**WHAT NEEDS TO BE DONE**
Looking at the listing, state how many of its lines contain the string "which". Write only the number.

**PROVIDED MATERIAL**

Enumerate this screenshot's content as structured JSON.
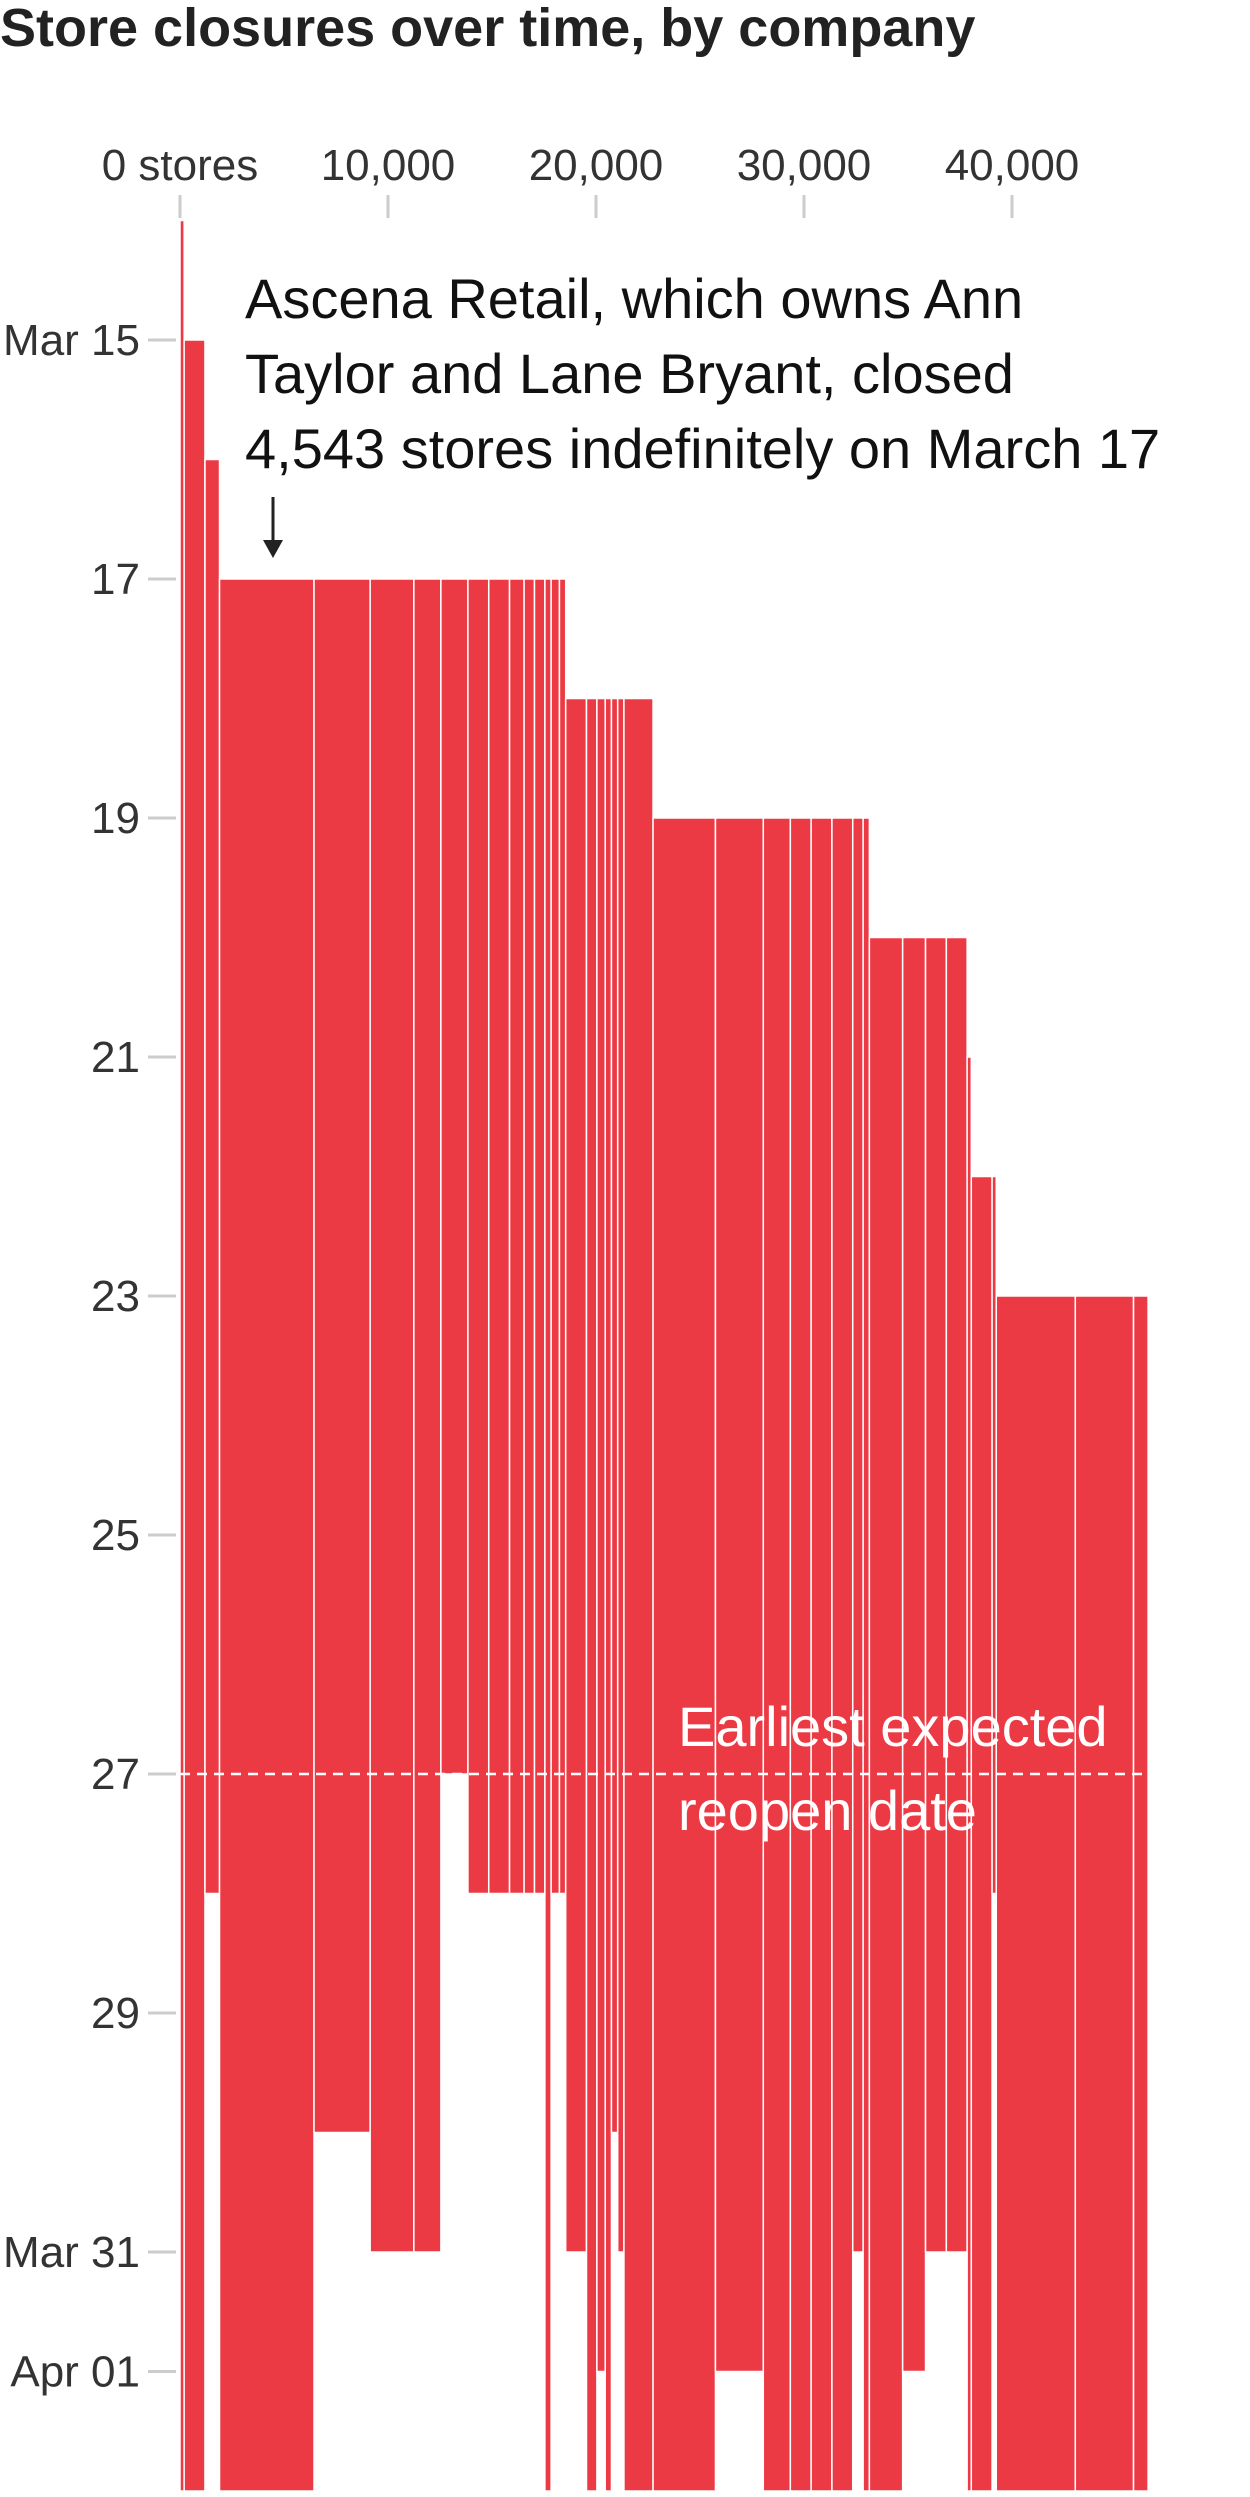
{
  "chart_data": {
    "type": "bar",
    "orientation": "floating-vertical",
    "title": "Store closures over time, by company",
    "x_axis": {
      "tick_labels": [
        "0 stores",
        "10,000",
        "20,000",
        "30,000",
        "40,000"
      ],
      "tick_values": [
        0,
        10000,
        20000,
        30000,
        40000
      ],
      "range": [
        0,
        49000
      ]
    },
    "y_axis": {
      "tick_labels": [
        "Mar 15",
        "17",
        "19",
        "21",
        "23",
        "25",
        "27",
        "29",
        "Mar 31",
        "Apr 01"
      ],
      "tick_values": [
        15,
        17,
        19,
        21,
        23,
        25,
        27,
        29,
        31,
        32
      ],
      "range": [
        13,
        33
      ]
    },
    "bar_color": "#ec3a45",
    "series": [
      {
        "stores": 200,
        "closed": 14,
        "reopen": 33
      },
      {
        "stores": 1000,
        "closed": 15,
        "reopen": 33
      },
      {
        "stores": 700,
        "closed": 16,
        "reopen": 28
      },
      {
        "stores": 4543,
        "closed": 17,
        "reopen": 33
      },
      {
        "stores": 2700,
        "closed": 17,
        "reopen": 30
      },
      {
        "stores": 2100,
        "closed": 17,
        "reopen": 31
      },
      {
        "stores": 1300,
        "closed": 17,
        "reopen": 31
      },
      {
        "stores": 1300,
        "closed": 17,
        "reopen": 27
      },
      {
        "stores": 1000,
        "closed": 17,
        "reopen": 28
      },
      {
        "stores": 1000,
        "closed": 17,
        "reopen": 28
      },
      {
        "stores": 700,
        "closed": 17,
        "reopen": 28
      },
      {
        "stores": 500,
        "closed": 17,
        "reopen": 28
      },
      {
        "stores": 500,
        "closed": 17,
        "reopen": 28
      },
      {
        "stores": 300,
        "closed": 17,
        "reopen": 33
      },
      {
        "stores": 400,
        "closed": 17,
        "reopen": 28
      },
      {
        "stores": 300,
        "closed": 17,
        "reopen": 28
      },
      {
        "stores": 1000,
        "closed": 18,
        "reopen": 31
      },
      {
        "stores": 500,
        "closed": 18,
        "reopen": 33
      },
      {
        "stores": 400,
        "closed": 18,
        "reopen": 32
      },
      {
        "stores": 300,
        "closed": 18,
        "reopen": 33
      },
      {
        "stores": 300,
        "closed": 18,
        "reopen": 30
      },
      {
        "stores": 300,
        "closed": 18,
        "reopen": 31
      },
      {
        "stores": 1400,
        "closed": 18,
        "reopen": 33
      },
      {
        "stores": 3000,
        "closed": 19,
        "reopen": 33
      },
      {
        "stores": 2300,
        "closed": 19,
        "reopen": 32
      },
      {
        "stores": 1300,
        "closed": 19,
        "reopen": 33
      },
      {
        "stores": 1000,
        "closed": 19,
        "reopen": 33
      },
      {
        "stores": 1000,
        "closed": 19,
        "reopen": 33
      },
      {
        "stores": 1000,
        "closed": 19,
        "reopen": 33
      },
      {
        "stores": 500,
        "closed": 19,
        "reopen": 31
      },
      {
        "stores": 300,
        "closed": 19,
        "reopen": 33
      },
      {
        "stores": 1600,
        "closed": 20,
        "reopen": 33
      },
      {
        "stores": 1100,
        "closed": 20,
        "reopen": 32
      },
      {
        "stores": 1000,
        "closed": 20,
        "reopen": 31
      },
      {
        "stores": 1000,
        "closed": 20,
        "reopen": 31
      },
      {
        "stores": 200,
        "closed": 21,
        "reopen": 33
      },
      {
        "stores": 1000,
        "closed": 22,
        "reopen": 33
      },
      {
        "stores": 200,
        "closed": 22,
        "reopen": 28
      },
      {
        "stores": 3800,
        "closed": 23,
        "reopen": 33
      },
      {
        "stores": 2800,
        "closed": 23,
        "reopen": 33
      },
      {
        "stores": 700,
        "closed": 23,
        "reopen": 33
      }
    ],
    "annotation": "Ascena Retail, which owns Ann Taylor and Lane Bryant, closed 4,543 stores indefinitely on March 17",
    "annotation_lines": [
      "Ascena Retail, which owns Ann",
      "Taylor and Lane Bryant, closed",
      "4,543 stores indefinitely on March 17"
    ],
    "reference_line": {
      "y": 27,
      "label_lines": [
        "Earliest expected",
        "reopen date"
      ]
    }
  }
}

**EXERCISE OUTPUT**
2